* [STATED EXERCISE] Return the entries verbatim and drop every picture.

* [RECORDS]
▶
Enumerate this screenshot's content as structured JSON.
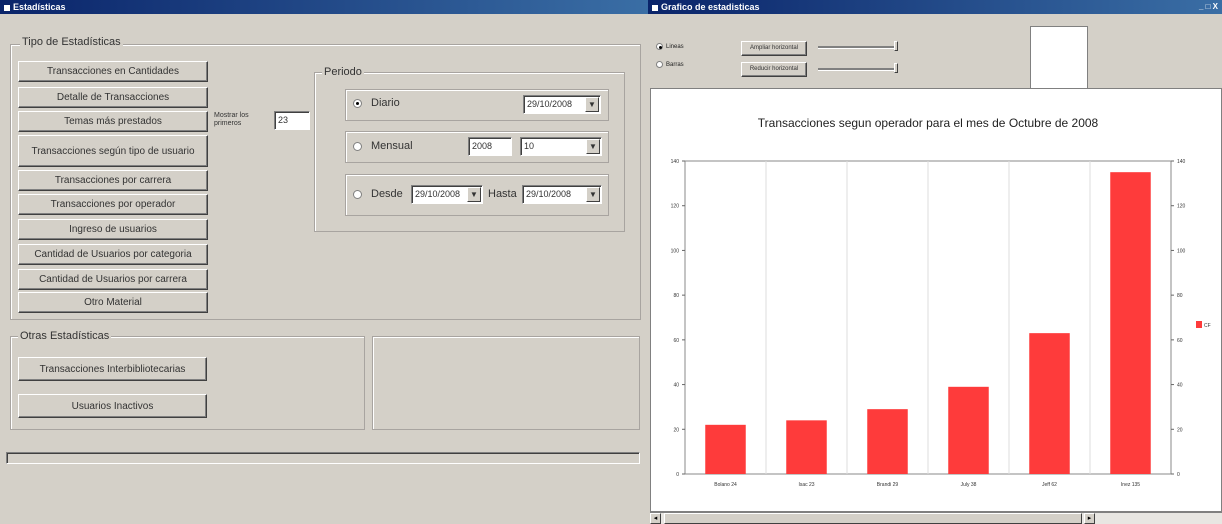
{
  "left_window": {
    "title": "Estadísticas",
    "tipo_group": {
      "label": "Tipo de Estadísticas",
      "buttons": [
        "Transacciones en Cantidades",
        "Detalle de Transacciones",
        "Temas más prestados",
        "Transacciones según tipo de usuario",
        "Transacciones por carrera",
        "Transacciones por operador",
        "Ingreso de usuarios",
        "Cantidad de Usuarios por categoria",
        "Cantidad de Usuarios por carrera",
        "Otro Material"
      ],
      "mostrar_label": "Mostrar los primeros",
      "mostrar_value": "23"
    },
    "periodo": {
      "label": "Periodo",
      "diario_label": "Diario",
      "diario_date": "29/10/2008",
      "mensual_label": "Mensual",
      "mensual_year": "2008",
      "mensual_month": "10",
      "desde_label": "Desde",
      "desde_date": "29/10/2008",
      "hasta_label": "Hasta",
      "hasta_date": "29/10/2008"
    },
    "otras_group": {
      "label": "Otras Estadísticas",
      "buttons": [
        "Transacciones Interbibliotecarias",
        "Usuarios Inactivos"
      ]
    }
  },
  "right_window": {
    "title": "Grafico de estadisticas",
    "radio1_label": "Lineas",
    "radio2_label": "Barras",
    "btn1_label": "Ampliar horizontal",
    "btn2_label": "Reducir horizontal",
    "close_glyphs": "_ □ X"
  },
  "colors": {
    "bar": "#fe3b3b",
    "title_bar": "#0a246a"
  },
  "chart_data": {
    "type": "bar",
    "title": "Transacciones segun operador para el mes de Octubre de 2008",
    "categories": [
      "Bolano 24",
      "Isac 23",
      "Brandi 29",
      "July 38",
      "Jeff 62",
      "Inez 135"
    ],
    "values": [
      22,
      24,
      29,
      39,
      63,
      135
    ],
    "ylim": [
      0,
      140
    ],
    "yticks": [
      0,
      20,
      40,
      60,
      80,
      100,
      120,
      140
    ],
    "legend": [
      "CF"
    ],
    "legend_position": "right",
    "grid": true
  }
}
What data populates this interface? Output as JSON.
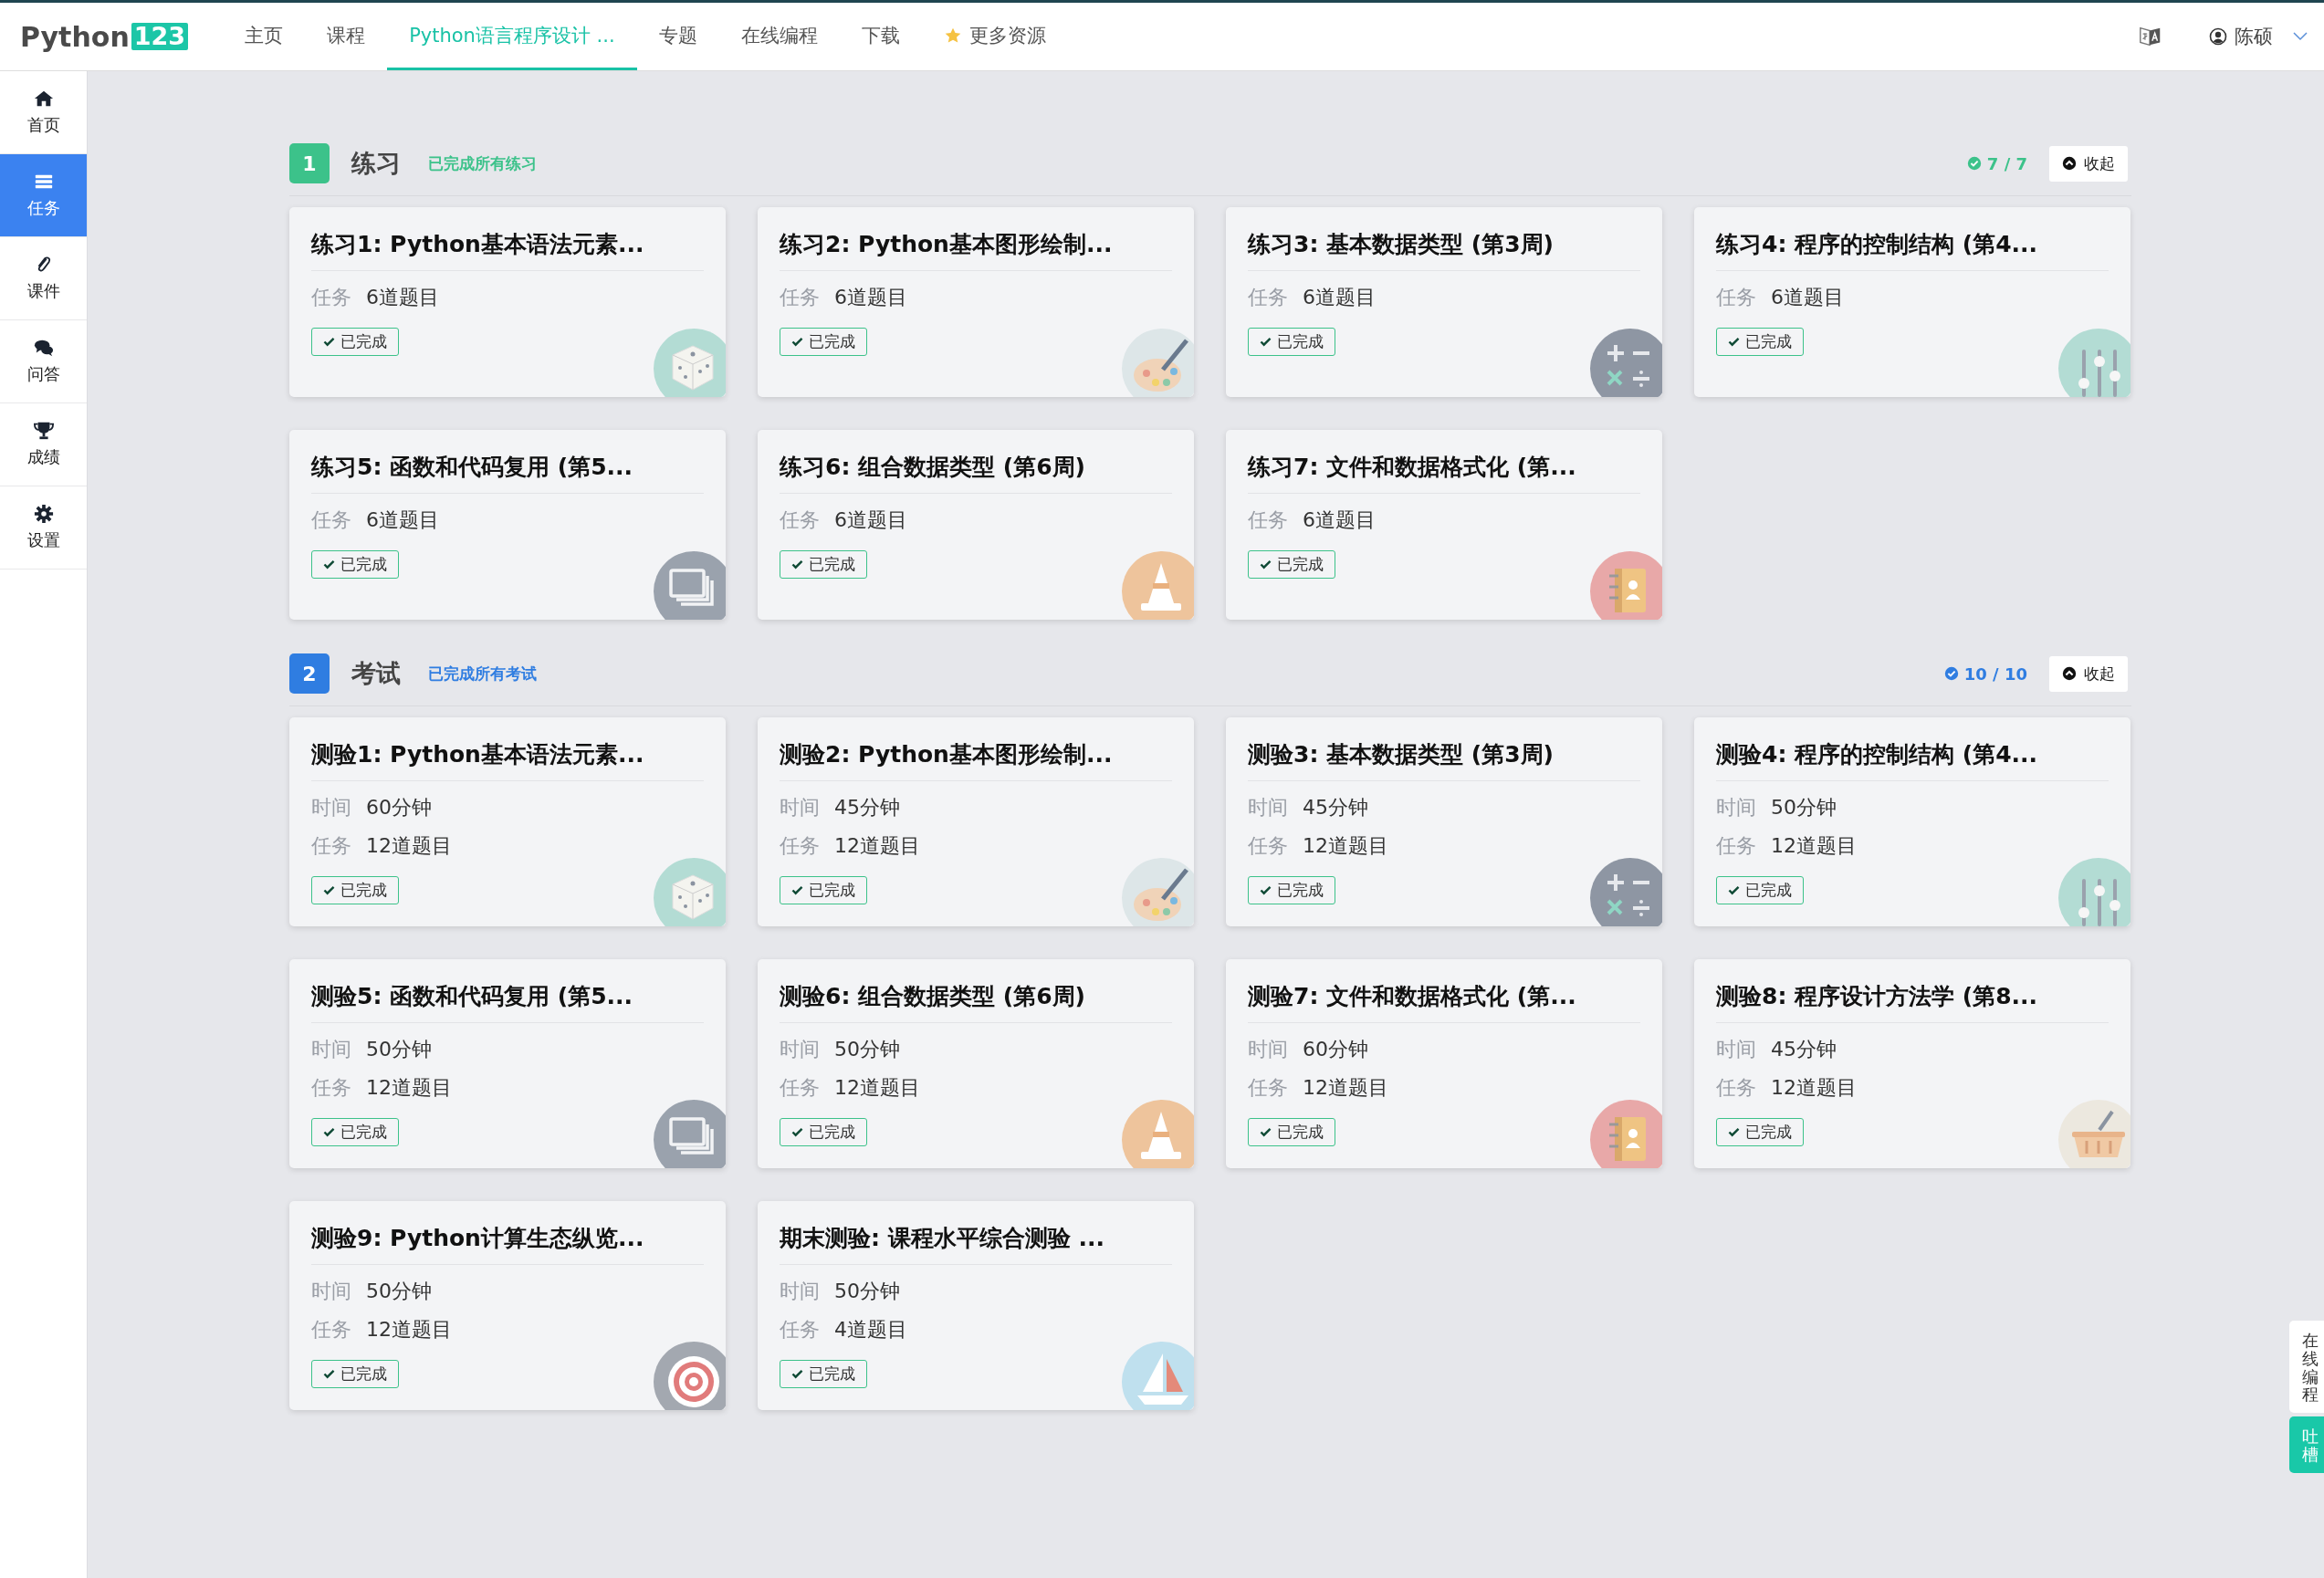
◀
* [PROBLEM SOLUTION]
Enumerate this screenshot's content as structured JSON.
{
  "left_window": {
    "title": "Estadísticas",
    "tipo_group": {
      "label": "Tipo de Estadísticas",
      "buttons": [
        "Transacciones en Cantidades",
        "Detalle de Transacciones",
        "Temas más prestados",
        "Transacciones según tipo de usuario",
        "Transacciones por carrera",
        "Transacciones por operador",
        "Ingreso de usuarios",
        "Cantidad de Usuarios por categoria",
        "Cantidad de Usuarios por carrera",
        "Otro Material"
      ],
      "mostrar_label": "Mostrar los primeros",
      "mostrar_value": "23"
    },
    "periodo": {
      "label": "Periodo",
      "diario_label": "Diario",
      "diario_date": "29/10/2008",
      "mensual_label": "Mensual",
      "mensual_year": "2008",
      "mensual_month": "10",
      "desde_label": "Desde",
      "desde_date": "29/10/2008",
      "hasta_label": "Hasta",
      "hasta_date": "29/10/2008"
    },
    "otras_group": {
      "label": "Otras Estadísticas",
      "buttons": [
        "Transacciones Interbibliotecarias",
        "Usuarios Inactivos"
      ]
    }
  },
  "right_window": {
    "title": "Grafico de estadisticas",
    "radio1_label": "Lineas",
    "radio2_label": "Barras",
    "btn1_label": "Ampliar horizontal",
    "btn2_label": "Reducir horizontal",
    "close_glyphs": "_ □ X"
  },
  "colors": {
    "bar": "#fe3b3b",
    "title_bar": "#0a246a"
  },
  "chart_data": {
    "type": "bar",
    "title": "Transacciones segun operador para el mes de Octubre de 2008",
    "categories": [
      "Bolano 24",
      "Isac 23",
      "Brandi 29",
      "July 38",
      "Jeff 62",
      "Inez 135"
    ],
    "values": [
      22,
      24,
      29,
      39,
      63,
      135
    ],
    "ylim": [
      0,
      140
    ],
    "yticks": [
      0,
      20,
      40,
      60,
      80,
      100,
      120,
      140
    ],
    "legend": [
      "CF"
    ],
    "legend_position": "right",
    "grid": true
  }
}
What data populates this interface? Output as JSON.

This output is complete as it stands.